[What to do] Find every line with the word "bonus". Copy those lines.
☆ ☆ ☆ ☆ ☆
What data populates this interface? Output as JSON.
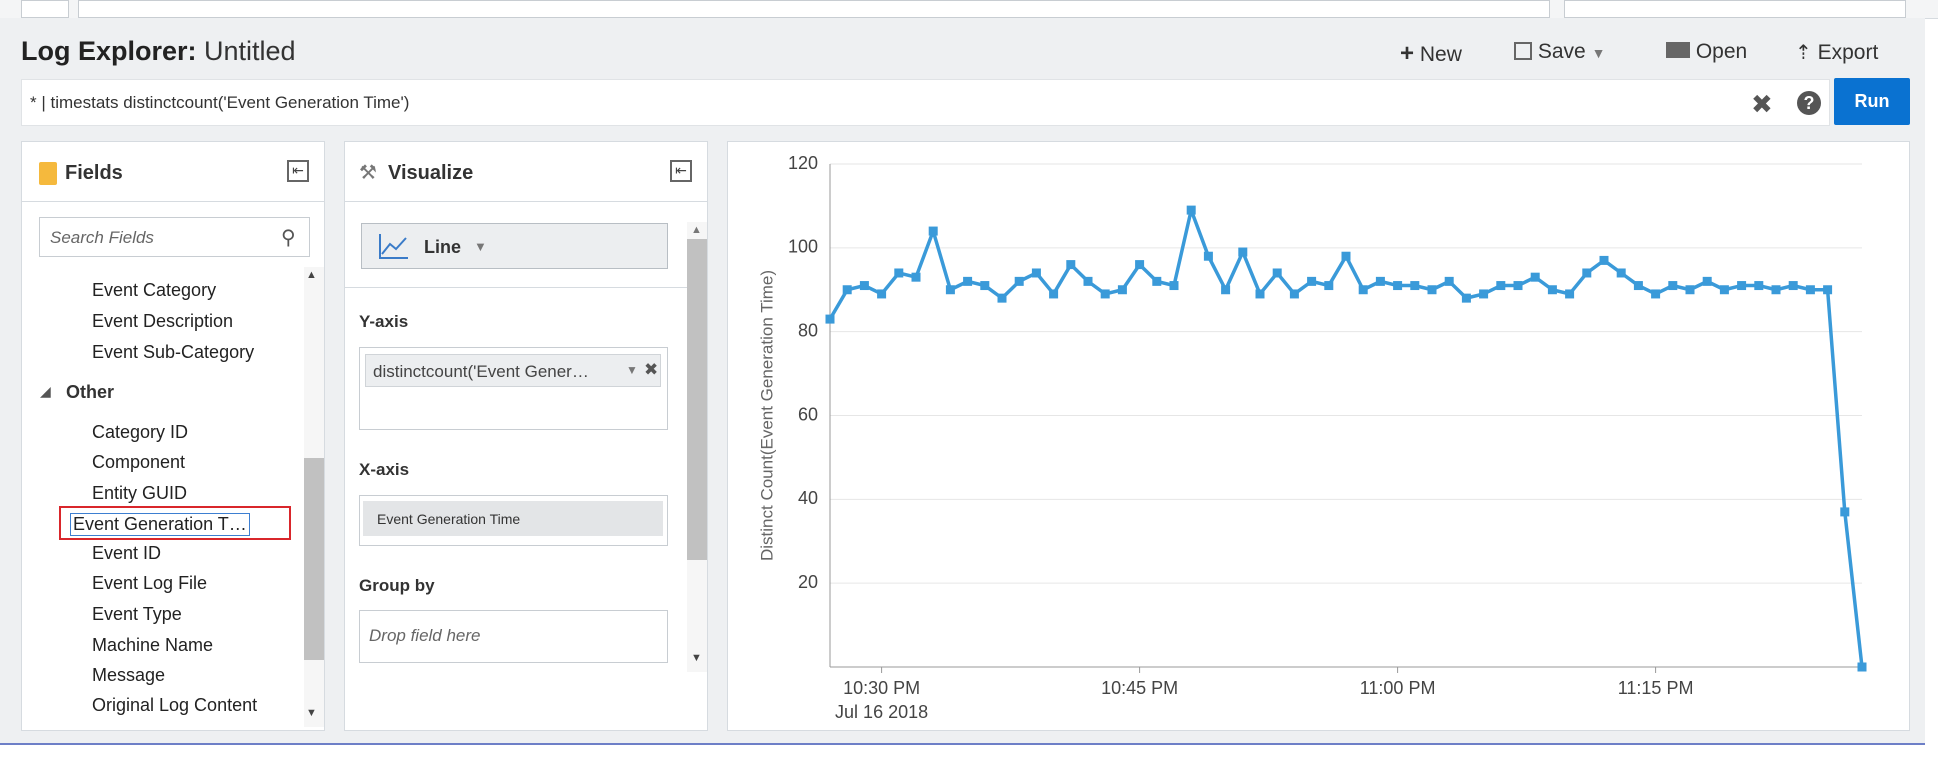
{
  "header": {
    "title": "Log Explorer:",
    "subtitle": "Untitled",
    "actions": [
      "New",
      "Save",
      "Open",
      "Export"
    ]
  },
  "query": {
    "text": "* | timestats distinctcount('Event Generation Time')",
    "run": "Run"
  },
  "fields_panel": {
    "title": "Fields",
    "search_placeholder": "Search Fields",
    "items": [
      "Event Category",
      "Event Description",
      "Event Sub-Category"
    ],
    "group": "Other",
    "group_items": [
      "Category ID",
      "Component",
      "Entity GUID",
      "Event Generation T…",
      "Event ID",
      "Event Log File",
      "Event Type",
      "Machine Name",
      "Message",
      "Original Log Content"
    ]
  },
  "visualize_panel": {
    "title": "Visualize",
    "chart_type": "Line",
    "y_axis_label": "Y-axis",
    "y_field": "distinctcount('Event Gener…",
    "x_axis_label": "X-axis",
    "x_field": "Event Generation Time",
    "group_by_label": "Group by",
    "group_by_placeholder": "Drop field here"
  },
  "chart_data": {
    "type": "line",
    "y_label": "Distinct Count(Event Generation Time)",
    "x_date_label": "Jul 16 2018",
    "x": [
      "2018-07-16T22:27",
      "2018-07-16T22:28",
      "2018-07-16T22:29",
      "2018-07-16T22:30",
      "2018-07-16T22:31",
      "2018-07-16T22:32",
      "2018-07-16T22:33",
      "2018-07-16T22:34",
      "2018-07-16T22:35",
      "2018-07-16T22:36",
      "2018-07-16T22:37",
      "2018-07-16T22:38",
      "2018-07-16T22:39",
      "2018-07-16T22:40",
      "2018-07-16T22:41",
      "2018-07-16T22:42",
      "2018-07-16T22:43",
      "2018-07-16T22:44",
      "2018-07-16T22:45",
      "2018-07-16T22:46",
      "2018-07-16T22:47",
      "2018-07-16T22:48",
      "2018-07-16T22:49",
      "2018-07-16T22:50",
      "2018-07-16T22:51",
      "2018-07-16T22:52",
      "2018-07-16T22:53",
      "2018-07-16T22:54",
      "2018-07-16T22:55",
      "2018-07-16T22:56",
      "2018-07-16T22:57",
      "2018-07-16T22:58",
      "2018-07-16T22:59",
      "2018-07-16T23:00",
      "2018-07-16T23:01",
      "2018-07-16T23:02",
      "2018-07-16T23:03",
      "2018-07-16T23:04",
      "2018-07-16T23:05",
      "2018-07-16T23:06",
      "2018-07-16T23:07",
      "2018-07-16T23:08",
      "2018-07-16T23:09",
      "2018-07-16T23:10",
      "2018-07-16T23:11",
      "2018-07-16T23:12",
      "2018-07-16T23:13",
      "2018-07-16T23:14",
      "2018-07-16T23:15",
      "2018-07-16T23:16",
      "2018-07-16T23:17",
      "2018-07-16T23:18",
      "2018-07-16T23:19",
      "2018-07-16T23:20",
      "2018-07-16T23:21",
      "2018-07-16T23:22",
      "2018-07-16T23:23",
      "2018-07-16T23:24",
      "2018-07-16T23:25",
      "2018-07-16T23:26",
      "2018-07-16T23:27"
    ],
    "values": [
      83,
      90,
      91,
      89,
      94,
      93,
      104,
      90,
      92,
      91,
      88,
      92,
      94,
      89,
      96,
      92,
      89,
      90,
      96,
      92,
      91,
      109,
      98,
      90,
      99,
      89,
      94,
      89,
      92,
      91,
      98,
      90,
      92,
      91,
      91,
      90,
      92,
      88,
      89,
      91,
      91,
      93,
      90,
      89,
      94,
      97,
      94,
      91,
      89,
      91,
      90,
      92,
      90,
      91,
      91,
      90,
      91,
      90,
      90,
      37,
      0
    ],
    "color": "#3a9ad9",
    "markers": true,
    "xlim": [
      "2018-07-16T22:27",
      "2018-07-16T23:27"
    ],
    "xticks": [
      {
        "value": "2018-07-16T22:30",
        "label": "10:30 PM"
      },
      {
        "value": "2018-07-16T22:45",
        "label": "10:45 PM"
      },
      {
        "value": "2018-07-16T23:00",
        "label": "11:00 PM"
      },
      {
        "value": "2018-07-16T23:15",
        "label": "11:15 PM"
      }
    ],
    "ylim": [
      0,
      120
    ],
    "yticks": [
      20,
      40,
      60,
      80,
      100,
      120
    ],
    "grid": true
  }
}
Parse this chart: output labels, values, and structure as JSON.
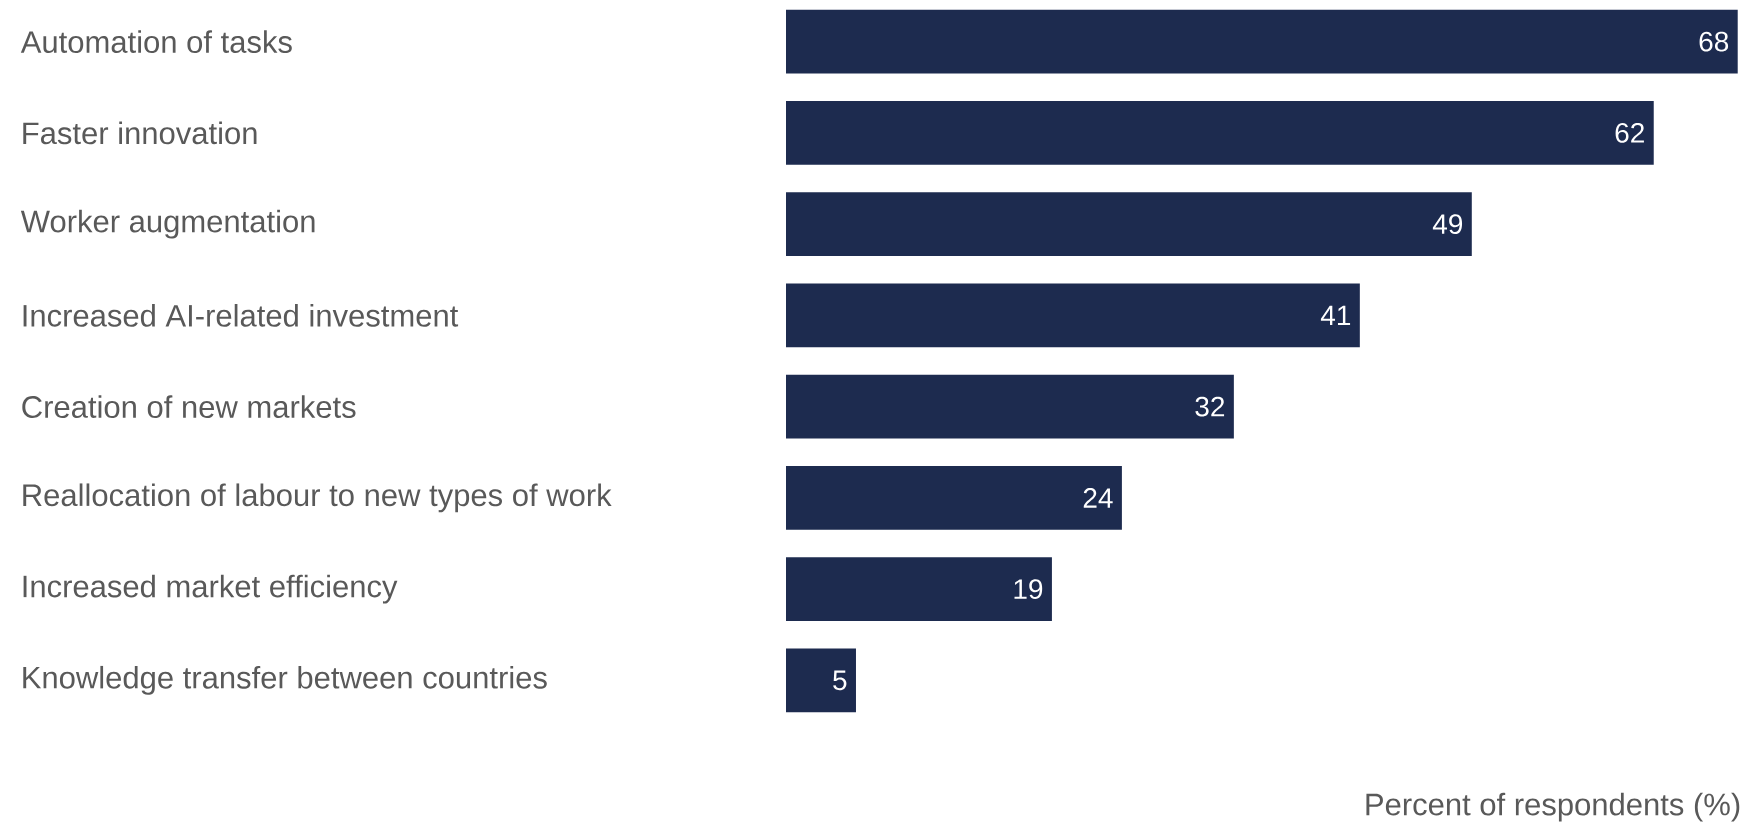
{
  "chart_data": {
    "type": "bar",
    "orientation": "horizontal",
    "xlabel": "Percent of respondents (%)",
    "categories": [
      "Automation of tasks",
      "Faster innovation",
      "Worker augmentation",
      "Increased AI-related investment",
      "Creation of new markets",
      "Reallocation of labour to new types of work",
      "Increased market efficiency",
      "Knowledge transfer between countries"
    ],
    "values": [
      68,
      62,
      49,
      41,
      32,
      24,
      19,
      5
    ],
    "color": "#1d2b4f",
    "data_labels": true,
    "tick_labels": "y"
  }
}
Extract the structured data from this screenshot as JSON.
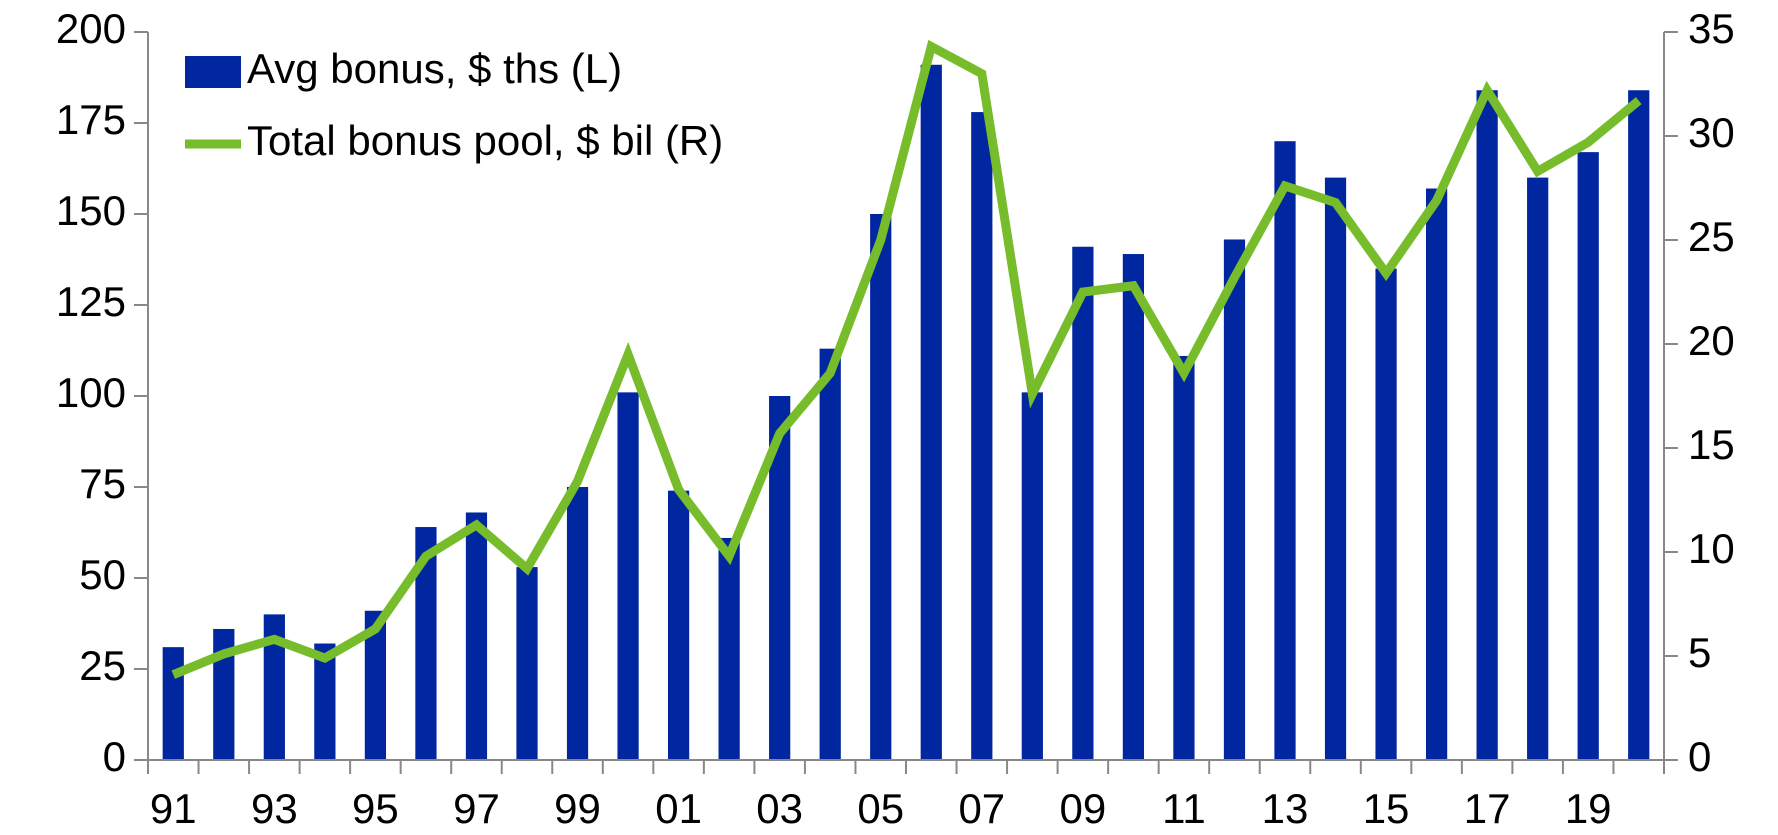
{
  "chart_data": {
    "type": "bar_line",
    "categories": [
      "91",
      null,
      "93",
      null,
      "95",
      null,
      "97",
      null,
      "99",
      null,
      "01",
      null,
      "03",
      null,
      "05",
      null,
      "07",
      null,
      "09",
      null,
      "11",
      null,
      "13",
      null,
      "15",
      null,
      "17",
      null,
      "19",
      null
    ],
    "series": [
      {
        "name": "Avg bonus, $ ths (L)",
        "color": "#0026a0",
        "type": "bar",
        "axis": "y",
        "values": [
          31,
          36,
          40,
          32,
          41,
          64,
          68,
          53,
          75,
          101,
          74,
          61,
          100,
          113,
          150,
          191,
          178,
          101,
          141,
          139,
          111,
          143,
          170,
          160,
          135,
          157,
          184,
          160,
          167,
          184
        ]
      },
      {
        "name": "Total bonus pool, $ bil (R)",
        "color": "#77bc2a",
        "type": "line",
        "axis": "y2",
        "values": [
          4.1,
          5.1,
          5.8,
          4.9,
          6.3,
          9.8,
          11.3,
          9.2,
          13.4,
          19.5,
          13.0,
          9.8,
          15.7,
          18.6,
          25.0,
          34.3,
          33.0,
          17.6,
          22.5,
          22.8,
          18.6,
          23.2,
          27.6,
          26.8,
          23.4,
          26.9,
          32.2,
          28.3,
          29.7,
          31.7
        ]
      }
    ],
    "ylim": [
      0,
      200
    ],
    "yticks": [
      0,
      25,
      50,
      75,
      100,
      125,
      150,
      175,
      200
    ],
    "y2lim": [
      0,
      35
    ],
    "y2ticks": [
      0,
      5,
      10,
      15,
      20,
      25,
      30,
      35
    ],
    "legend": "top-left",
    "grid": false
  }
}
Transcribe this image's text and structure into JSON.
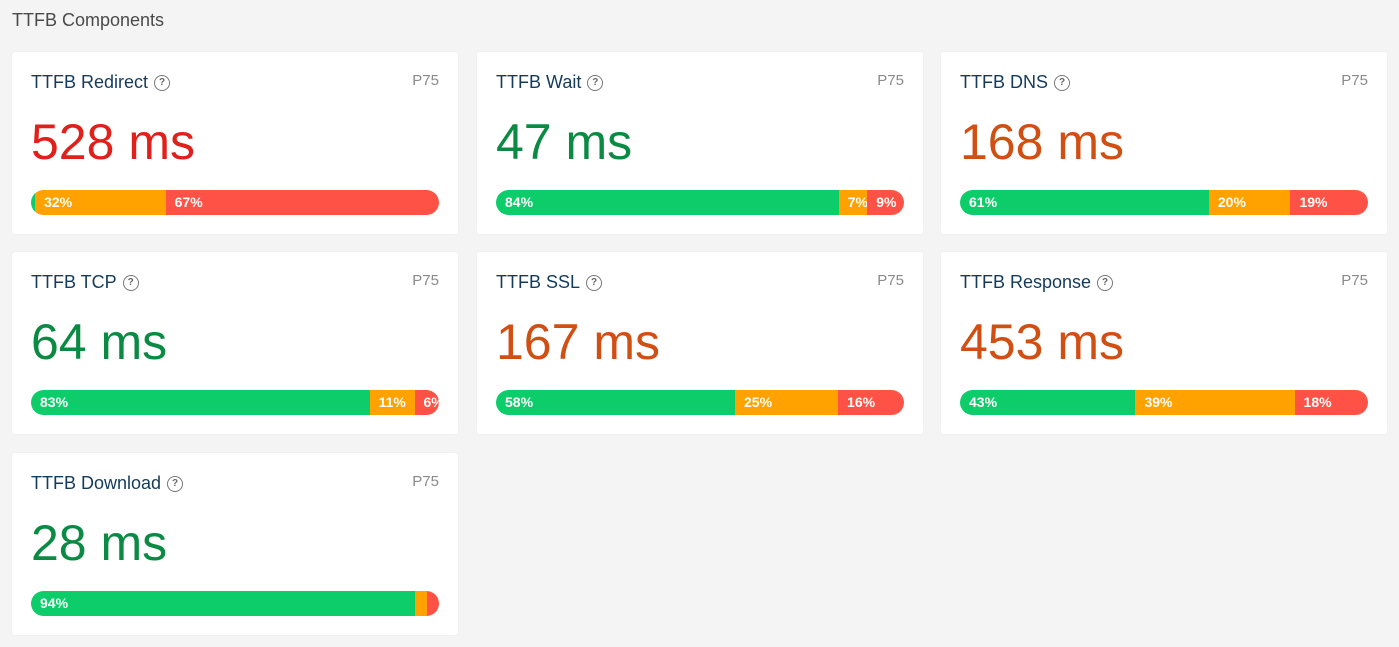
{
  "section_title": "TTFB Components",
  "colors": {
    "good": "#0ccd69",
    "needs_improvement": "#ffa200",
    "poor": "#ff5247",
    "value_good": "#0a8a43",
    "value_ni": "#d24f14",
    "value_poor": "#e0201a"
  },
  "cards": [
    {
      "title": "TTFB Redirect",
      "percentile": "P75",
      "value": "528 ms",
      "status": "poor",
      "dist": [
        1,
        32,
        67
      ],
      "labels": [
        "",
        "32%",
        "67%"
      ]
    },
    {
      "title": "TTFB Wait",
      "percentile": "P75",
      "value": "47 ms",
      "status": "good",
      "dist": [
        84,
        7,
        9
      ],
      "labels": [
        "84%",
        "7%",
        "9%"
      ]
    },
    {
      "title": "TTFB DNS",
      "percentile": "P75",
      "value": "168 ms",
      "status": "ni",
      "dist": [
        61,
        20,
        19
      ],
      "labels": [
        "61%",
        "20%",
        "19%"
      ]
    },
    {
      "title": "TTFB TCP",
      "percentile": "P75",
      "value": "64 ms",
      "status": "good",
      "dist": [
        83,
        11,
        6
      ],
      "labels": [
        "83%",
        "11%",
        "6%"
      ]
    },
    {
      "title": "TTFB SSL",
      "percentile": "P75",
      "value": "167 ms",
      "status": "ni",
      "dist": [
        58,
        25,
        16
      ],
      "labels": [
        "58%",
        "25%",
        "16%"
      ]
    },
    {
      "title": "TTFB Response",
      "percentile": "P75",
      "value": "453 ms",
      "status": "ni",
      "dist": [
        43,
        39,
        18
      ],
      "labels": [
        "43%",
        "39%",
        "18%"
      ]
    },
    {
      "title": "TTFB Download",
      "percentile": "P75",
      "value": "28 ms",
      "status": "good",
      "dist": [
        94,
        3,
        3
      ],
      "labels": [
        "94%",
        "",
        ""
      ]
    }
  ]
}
☆ ☆ ☆ ☆ ☆
[Response to the exercise]
        "name": "Avg bonus, $ ths (L)",
        "name": "Total bonus pool, $ bil (R)",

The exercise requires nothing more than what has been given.